■ Exercise details ■
Copy out the data below, putting "legend-text" wherever "legend-label" appears and changing nothing else.

▬▬▬

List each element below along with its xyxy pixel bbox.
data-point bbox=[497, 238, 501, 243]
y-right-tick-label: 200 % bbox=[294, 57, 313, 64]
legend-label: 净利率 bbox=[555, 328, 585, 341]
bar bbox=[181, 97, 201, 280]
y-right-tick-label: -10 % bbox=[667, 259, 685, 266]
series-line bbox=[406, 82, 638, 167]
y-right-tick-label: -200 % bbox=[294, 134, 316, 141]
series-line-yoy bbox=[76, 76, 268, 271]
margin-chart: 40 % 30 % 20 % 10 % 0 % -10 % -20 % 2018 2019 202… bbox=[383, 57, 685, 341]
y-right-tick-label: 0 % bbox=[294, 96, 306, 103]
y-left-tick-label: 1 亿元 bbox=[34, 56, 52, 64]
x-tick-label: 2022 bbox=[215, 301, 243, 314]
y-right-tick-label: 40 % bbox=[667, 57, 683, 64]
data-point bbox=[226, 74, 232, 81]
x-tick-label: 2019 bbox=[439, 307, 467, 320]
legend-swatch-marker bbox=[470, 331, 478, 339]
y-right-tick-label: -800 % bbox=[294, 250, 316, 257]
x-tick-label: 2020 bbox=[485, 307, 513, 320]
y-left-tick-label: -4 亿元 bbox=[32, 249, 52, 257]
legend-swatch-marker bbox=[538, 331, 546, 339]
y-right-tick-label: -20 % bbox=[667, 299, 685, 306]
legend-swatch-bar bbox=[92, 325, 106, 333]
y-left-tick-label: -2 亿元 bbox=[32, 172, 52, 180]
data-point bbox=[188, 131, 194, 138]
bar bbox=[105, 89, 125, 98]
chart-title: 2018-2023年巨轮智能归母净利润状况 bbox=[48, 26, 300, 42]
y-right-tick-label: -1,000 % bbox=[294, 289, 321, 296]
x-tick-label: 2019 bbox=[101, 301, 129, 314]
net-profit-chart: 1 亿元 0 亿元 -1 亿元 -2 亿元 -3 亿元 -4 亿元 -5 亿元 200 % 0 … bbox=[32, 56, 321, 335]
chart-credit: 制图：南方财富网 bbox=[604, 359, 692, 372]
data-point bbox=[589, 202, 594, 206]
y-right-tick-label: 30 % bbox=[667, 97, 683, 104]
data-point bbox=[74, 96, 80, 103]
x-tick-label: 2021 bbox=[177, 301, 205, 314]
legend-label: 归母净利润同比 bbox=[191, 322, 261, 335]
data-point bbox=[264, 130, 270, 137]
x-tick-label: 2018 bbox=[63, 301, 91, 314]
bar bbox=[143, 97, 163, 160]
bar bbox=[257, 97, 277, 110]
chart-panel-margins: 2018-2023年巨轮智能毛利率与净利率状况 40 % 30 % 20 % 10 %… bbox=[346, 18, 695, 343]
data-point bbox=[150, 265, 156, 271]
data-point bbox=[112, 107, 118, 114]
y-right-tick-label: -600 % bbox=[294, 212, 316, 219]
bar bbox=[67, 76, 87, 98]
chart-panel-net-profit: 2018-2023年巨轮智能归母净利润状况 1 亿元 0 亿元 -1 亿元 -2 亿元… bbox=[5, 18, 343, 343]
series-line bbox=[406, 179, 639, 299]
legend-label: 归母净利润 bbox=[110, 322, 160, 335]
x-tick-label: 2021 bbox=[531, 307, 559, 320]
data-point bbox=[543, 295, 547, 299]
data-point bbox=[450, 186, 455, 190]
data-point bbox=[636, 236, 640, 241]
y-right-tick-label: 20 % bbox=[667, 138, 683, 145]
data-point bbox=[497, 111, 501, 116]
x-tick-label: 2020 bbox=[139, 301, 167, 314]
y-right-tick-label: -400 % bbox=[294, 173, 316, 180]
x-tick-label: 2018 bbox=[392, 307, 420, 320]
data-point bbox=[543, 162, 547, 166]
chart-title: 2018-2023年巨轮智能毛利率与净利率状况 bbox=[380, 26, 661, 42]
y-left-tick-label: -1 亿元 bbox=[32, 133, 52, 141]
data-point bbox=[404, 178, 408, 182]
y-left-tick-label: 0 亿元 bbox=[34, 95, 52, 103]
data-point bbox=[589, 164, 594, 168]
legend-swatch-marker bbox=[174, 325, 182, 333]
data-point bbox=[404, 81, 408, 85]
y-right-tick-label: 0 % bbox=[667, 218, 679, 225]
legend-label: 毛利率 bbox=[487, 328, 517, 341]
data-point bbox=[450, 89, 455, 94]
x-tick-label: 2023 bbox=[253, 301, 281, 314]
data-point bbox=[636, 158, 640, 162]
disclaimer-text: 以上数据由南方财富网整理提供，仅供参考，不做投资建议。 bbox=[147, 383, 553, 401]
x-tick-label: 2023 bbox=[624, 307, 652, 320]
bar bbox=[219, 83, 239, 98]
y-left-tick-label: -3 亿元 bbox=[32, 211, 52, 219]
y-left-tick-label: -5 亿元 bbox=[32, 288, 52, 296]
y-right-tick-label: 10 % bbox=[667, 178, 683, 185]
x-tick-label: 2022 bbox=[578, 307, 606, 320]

▬▬▬

■ The answer ■
List each element below along with its xyxy pixel bbox.
data-point bbox=[497, 238, 501, 243]
y-right-tick-label: 200 % bbox=[294, 57, 313, 64]
legend-text: 净利率 bbox=[555, 328, 585, 341]
bar bbox=[181, 97, 201, 280]
y-right-tick-label: -10 % bbox=[667, 259, 685, 266]
series-line bbox=[406, 82, 638, 167]
y-right-tick-label: -200 % bbox=[294, 134, 316, 141]
series-line-yoy bbox=[76, 76, 268, 271]
margin-chart: 40 % 30 % 20 % 10 % 0 % -10 % -20 % 2018 2019 202… bbox=[383, 57, 685, 341]
y-right-tick-label: 0 % bbox=[294, 96, 306, 103]
y-left-tick-label: 1 亿元 bbox=[34, 56, 52, 64]
x-tick-label: 2022 bbox=[215, 301, 243, 314]
y-right-tick-label: 40 % bbox=[667, 57, 683, 64]
data-point bbox=[226, 74, 232, 81]
x-tick-label: 2019 bbox=[439, 307, 467, 320]
legend-swatch-marker bbox=[470, 331, 478, 339]
y-right-tick-label: -800 % bbox=[294, 250, 316, 257]
x-tick-label: 2020 bbox=[485, 307, 513, 320]
y-left-tick-label: -4 亿元 bbox=[32, 249, 52, 257]
legend-swatch-marker bbox=[538, 331, 546, 339]
y-right-tick-label: -20 % bbox=[667, 299, 685, 306]
legend-swatch-bar bbox=[92, 325, 106, 333]
y-left-tick-label: -2 亿元 bbox=[32, 172, 52, 180]
data-point bbox=[188, 131, 194, 138]
bar bbox=[105, 89, 125, 98]
chart-title: 2018-2023年巨轮智能归母净利润状况 bbox=[48, 26, 300, 42]
y-right-tick-label: -1,000 % bbox=[294, 289, 321, 296]
x-tick-label: 2019 bbox=[101, 301, 129, 314]
net-profit-chart: 1 亿元 0 亿元 -1 亿元 -2 亿元 -3 亿元 -4 亿元 -5 亿元 200 % 0 … bbox=[32, 56, 321, 335]
chart-credit: 制图：南方财富网 bbox=[604, 359, 692, 372]
data-point bbox=[589, 202, 594, 206]
y-right-tick-label: 30 % bbox=[667, 97, 683, 104]
data-point bbox=[74, 96, 80, 103]
x-tick-label: 2021 bbox=[177, 301, 205, 314]
legend-text: 归母净利润同比 bbox=[191, 322, 261, 335]
data-point bbox=[264, 130, 270, 137]
x-tick-label: 2018 bbox=[63, 301, 91, 314]
bar bbox=[143, 97, 163, 160]
bar bbox=[257, 97, 277, 110]
chart-panel-margins: 2018-2023年巨轮智能毛利率与净利率状况 40 % 30 % 20 % 10 %… bbox=[346, 18, 695, 343]
data-point bbox=[150, 265, 156, 271]
data-point bbox=[112, 107, 118, 114]
y-right-tick-label: -600 % bbox=[294, 212, 316, 219]
bar bbox=[67, 76, 87, 98]
chart-panel-net-profit: 2018-2023年巨轮智能归母净利润状况 1 亿元 0 亿元 -1 亿元 -2 亿元… bbox=[5, 18, 343, 343]
series-line bbox=[406, 179, 639, 299]
legend-text: 归母净利润 bbox=[110, 322, 160, 335]
x-tick-label: 2021 bbox=[531, 307, 559, 320]
data-point bbox=[543, 295, 547, 299]
data-point bbox=[450, 186, 455, 190]
data-point bbox=[636, 236, 640, 241]
y-right-tick-label: 20 % bbox=[667, 138, 683, 145]
data-point bbox=[497, 111, 501, 116]
x-tick-label: 2020 bbox=[139, 301, 167, 314]
y-right-tick-label: -400 % bbox=[294, 173, 316, 180]
x-tick-label: 2018 bbox=[392, 307, 420, 320]
data-point bbox=[543, 162, 547, 166]
chart-title: 2018-2023年巨轮智能毛利率与净利率状况 bbox=[380, 26, 661, 42]
y-left-tick-label: -1 亿元 bbox=[32, 133, 52, 141]
data-point bbox=[404, 178, 408, 182]
y-left-tick-label: 0 亿元 bbox=[34, 95, 52, 103]
data-point bbox=[589, 164, 594, 168]
legend-swatch-marker bbox=[174, 325, 182, 333]
data-point bbox=[404, 81, 408, 85]
y-right-tick-label: 0 % bbox=[667, 218, 679, 225]
legend-text: 毛利率 bbox=[487, 328, 517, 341]
data-point bbox=[450, 89, 455, 94]
x-tick-label: 2023 bbox=[253, 301, 281, 314]
data-point bbox=[636, 158, 640, 162]
disclaimer-text: 以上数据由南方财富网整理提供，仅供参考，不做投资建议。 bbox=[147, 383, 553, 401]
x-tick-label: 2023 bbox=[624, 307, 652, 320]
bar bbox=[219, 83, 239, 98]
y-left-tick-label: -3 亿元 bbox=[32, 211, 52, 219]
y-left-tick-label: -5 亿元 bbox=[32, 288, 52, 296]
y-right-tick-label: 10 % bbox=[667, 178, 683, 185]
x-tick-label: 2022 bbox=[578, 307, 606, 320]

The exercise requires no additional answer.